Extracted data entries:
--- --- ---
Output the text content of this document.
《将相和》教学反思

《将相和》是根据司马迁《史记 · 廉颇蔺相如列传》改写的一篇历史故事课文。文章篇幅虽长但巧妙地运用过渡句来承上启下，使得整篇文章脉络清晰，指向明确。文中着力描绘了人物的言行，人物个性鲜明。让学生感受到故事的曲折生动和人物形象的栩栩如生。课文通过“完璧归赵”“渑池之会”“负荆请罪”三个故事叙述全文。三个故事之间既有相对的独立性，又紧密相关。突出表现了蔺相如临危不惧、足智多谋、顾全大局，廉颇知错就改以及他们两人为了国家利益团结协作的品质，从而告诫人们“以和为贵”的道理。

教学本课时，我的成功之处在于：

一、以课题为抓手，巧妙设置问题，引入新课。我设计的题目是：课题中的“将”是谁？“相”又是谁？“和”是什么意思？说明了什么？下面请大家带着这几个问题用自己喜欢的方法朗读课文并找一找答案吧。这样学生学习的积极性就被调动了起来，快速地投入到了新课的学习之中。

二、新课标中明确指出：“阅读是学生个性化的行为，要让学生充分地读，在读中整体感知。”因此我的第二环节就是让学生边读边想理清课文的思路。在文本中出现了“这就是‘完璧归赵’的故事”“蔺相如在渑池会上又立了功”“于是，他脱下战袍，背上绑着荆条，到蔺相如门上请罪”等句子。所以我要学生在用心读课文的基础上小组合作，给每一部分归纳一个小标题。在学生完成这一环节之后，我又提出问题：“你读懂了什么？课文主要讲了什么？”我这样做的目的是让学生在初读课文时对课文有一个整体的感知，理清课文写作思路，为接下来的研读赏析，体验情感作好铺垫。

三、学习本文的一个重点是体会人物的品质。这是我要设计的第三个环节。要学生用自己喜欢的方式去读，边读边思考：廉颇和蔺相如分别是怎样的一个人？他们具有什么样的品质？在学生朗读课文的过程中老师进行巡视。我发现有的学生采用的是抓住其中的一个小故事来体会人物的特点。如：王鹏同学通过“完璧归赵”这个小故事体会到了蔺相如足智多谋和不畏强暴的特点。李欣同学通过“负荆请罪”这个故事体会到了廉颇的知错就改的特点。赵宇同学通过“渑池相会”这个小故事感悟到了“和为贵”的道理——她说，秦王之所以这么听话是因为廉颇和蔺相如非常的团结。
--- --- ---
STATED EXERCISE
Your task is to quote all of the data word for word.

EXERCISE OUTPUT
Output the text content of this document.
《将相和》教学反思

《将相和》是根据司马迁《史记 · 廉颇蔺相如列传》改写的一篇历史故事课文。文章篇幅虽长但巧妙地运用过渡句来承上启下，使得整篇文章脉络清晰，指向明确。文中着力描绘了人物的言行，人物个性鲜明。让学生感受到故事的曲折生动和人物形象的栩栩如生。课文通过“完璧归赵”“渑池之会”“负荆请罪”三个故事叙述全文。三个故事之间既有相对的独立性，又紧密相关。突出表现了蔺相如临危不惧、足智多谋、顾全大局，廉颇知错就改以及他们两人为了国家利益团结协作的品质，从而告诫人们“以和为贵”的道理。

教学本课时，我的成功之处在于：

一、以课题为抓手，巧妙设置问题，引入新课。我设计的题目是：课题中的“将”是谁？“相”又是谁？“和”是什么意思？说明了什么？下面请大家带着这几个问题用自己喜欢的方法朗读课文并找一找答案吧。这样学生学习的积极性就被调动了起来，快速地投入到了新课的学习之中。

二、新课标中明确指出：“阅读是学生个性化的行为，要让学生充分地读，在读中整体感知。”因此我的第二环节就是让学生边读边想理清课文的思路。在文本中出现了“这就是‘完璧归赵’的故事”“蔺相如在渑池会上又立了功”“于是，他脱下战袍，背上绑着荆条，到蔺相如门上请罪”等句子。所以我要学生在用心读课文的基础上小组合作，给每一部分归纳一个小标题。在学生完成这一环节之后，我又提出问题：“你读懂了什么？课文主要讲了什么？”我这样做的目的是让学生在初读课文时对课文有一个整体的感知，理清课文写作思路，为接下来的研读赏析，体验情感作好铺垫。

三、学习本文的一个重点是体会人物的品质。这是我要设计的第三个环节。要学生用自己喜欢的方式去读，边读边思考：廉颇和蔺相如分别是怎样的一个人？他们具有什么样的品质？在学生朗读课文的过程中老师进行巡视。我发现有的学生采用的是抓住其中的一个小故事来体会人物的特点。如：王鹏同学通过“完璧归赵”这个小故事体会到了蔺相如足智多谋和不畏强暴的特点。李欣同学通过“负荆请罪”这个故事体会到了廉颇的知错就改的特点。赵宇同学通过“渑池相会”这个小故事感悟到了“和为贵”的道理——她说，秦王之所以这么听话是因为廉颇和蔺相如非常的团结。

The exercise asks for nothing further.